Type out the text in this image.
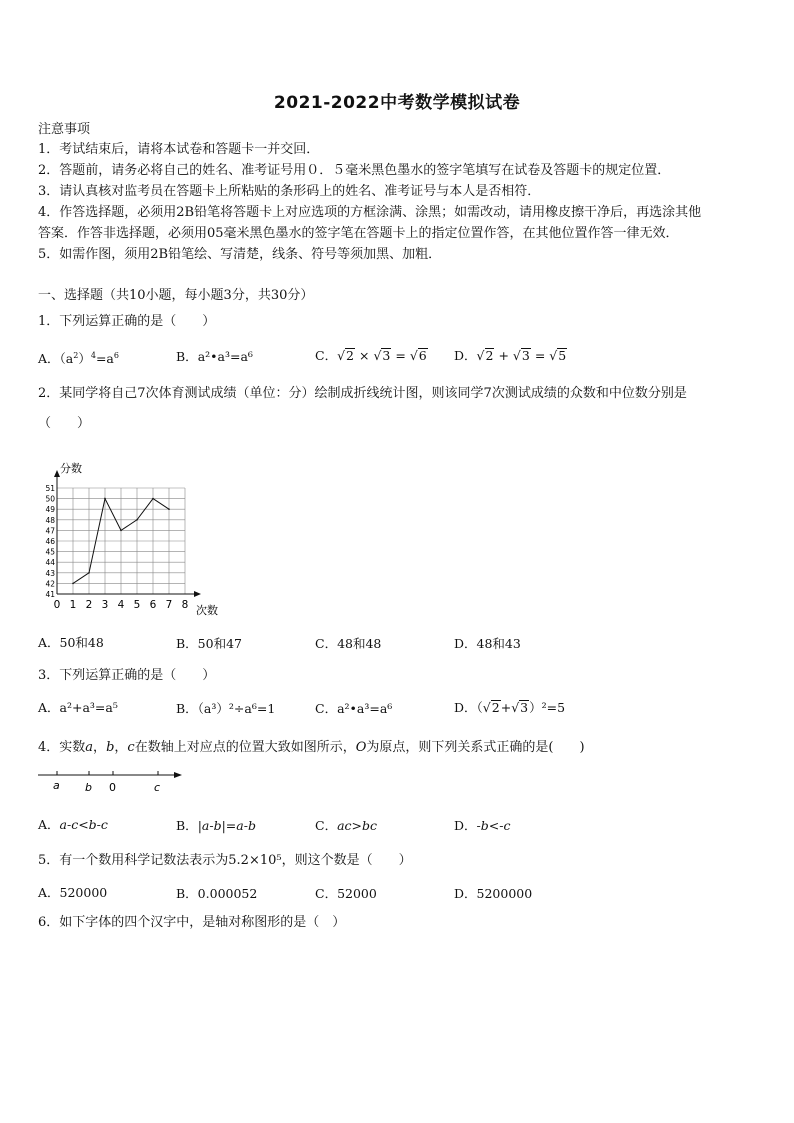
2021-2022中考数学模拟试卷
注意事项
1．考试结束后，请将本试卷和答题卡一并交回．
2．答题前，请务必将自己的姓名、准考证号用０．５毫米黑色墨水的签字笔填写在试卷及答题卡的规定位置．
3．请认真核对监考员在答题卡上所粘贴的条形码上的姓名、准考证号与本人是否相符．
4．作答选择题，必须用2B铅笔将答题卡上对应选项的方框涂满、涂黑；如需改动，请用橡皮擦干净后，再选涂其他
答案．作答非选择题，必须用05毫米黑色墨水的签字笔在答题卡上的指定位置作答，在其他位置作答一律无效．
5．如需作图，须用2B铅笔绘、写清楚，线条、符号等须加黑、加粗．
一、选择题（共10小题，每小题3分，共30分）
1．下列运算正确的是（　　）
A．$(a^2)^4=a^6$	B．a²•a³=a⁶	C．√2 × √3 = √6 D．√2 + √3 = √5
2．某同学将自己7次体育测试成绩（单位：分）绘制成折线统计图，则该同学7次测试成绩的众数和中位数分别是
（　　）
41
42
43
44
45
46
47
48
49
50
51
0 1 2 3 4 5 6 7 8
分数
次数
A．50和48	B．50和47	C．48和48	D．48和43
3．下列运算正确的是（　　）
A．a²+a³=a⁵	B．（a³）²÷a⁶=1	C．a²•a³=a⁶	D．（√2+√3）²=5
4．实数a，b，c在数轴上对应点的位置大致如图所示，O为原点，则下列关系式正确的是(　　)
a b 0	c
A．a-c<b-c	B．|a-b|=a-b	C．ac>bc	D．-b<-c
5．有一个数用科学记数法表示为5.2×10⁵，则这个数是（　　）
A．520000	B．0.000052	C．52000	D．5200000
6．如下字体的四个汉字中，是轴对称图形的是（　）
◇ ◇ ◇
### Written task
Using the records above, retype everything exactly except the pictures.

### In response
Type out the text in this image.
2021-2022中考数学模拟试卷
注意事项
1．考试结束后，请将本试卷和答题卡一并交回．
2．答题前，请务必将自己的姓名、准考证号用０．５毫米黑色墨水的签字笔填写在试卷及答题卡的规定位置．
3．请认真核对监考员在答题卡上所粘贴的条形码上的姓名、准考证号与本人是否相符．
4．作答选择题，必须用2B铅笔将答题卡上对应选项的方框涂满、涂黑；如需改动，请用橡皮擦干净后，再选涂其他
答案．作答非选择题，必须用05毫米黑色墨水的签字笔在答题卡上的指定位置作答，在其他位置作答一律无效．
5．如需作图，须用2B铅笔绘、写清楚，线条、符号等须加黑、加粗．
一、选择题（共10小题，每小题3分，共30分）
1．下列运算正确的是（　　）
A．$(a^2)^4=a^6$	B．a²•a³=a⁶	C．√2 × √3 = √6 D．√2 + √3 = √5
2．某同学将自己7次体育测试成绩（单位：分）绘制成折线统计图，则该同学7次测试成绩的众数和中位数分别是
（　　）
41
42
43
44
45
46
47
48
49
50
51
0 1 2 3 4 5 6 7 8
分数
次数
A．50和48	B．50和47	C．48和48	D．48和43
3．下列运算正确的是（　　）
A．a²+a³=a⁵	B．（a³）²÷a⁶=1	C．a²•a³=a⁶	D．（√2+√3）²=5
4．实数a，b，c在数轴上对应点的位置大致如图所示，O为原点，则下列关系式正确的是(　　)
a b 0	c
A．a-c<b-c	B．|a-b|=a-b	C．ac>bc	D．-b<-c
5．有一个数用科学记数法表示为5.2×10⁵，则这个数是（　　）
A．520000	B．0.000052	C．52000	D．5200000
6．如下字体的四个汉字中，是轴对称图形的是（　）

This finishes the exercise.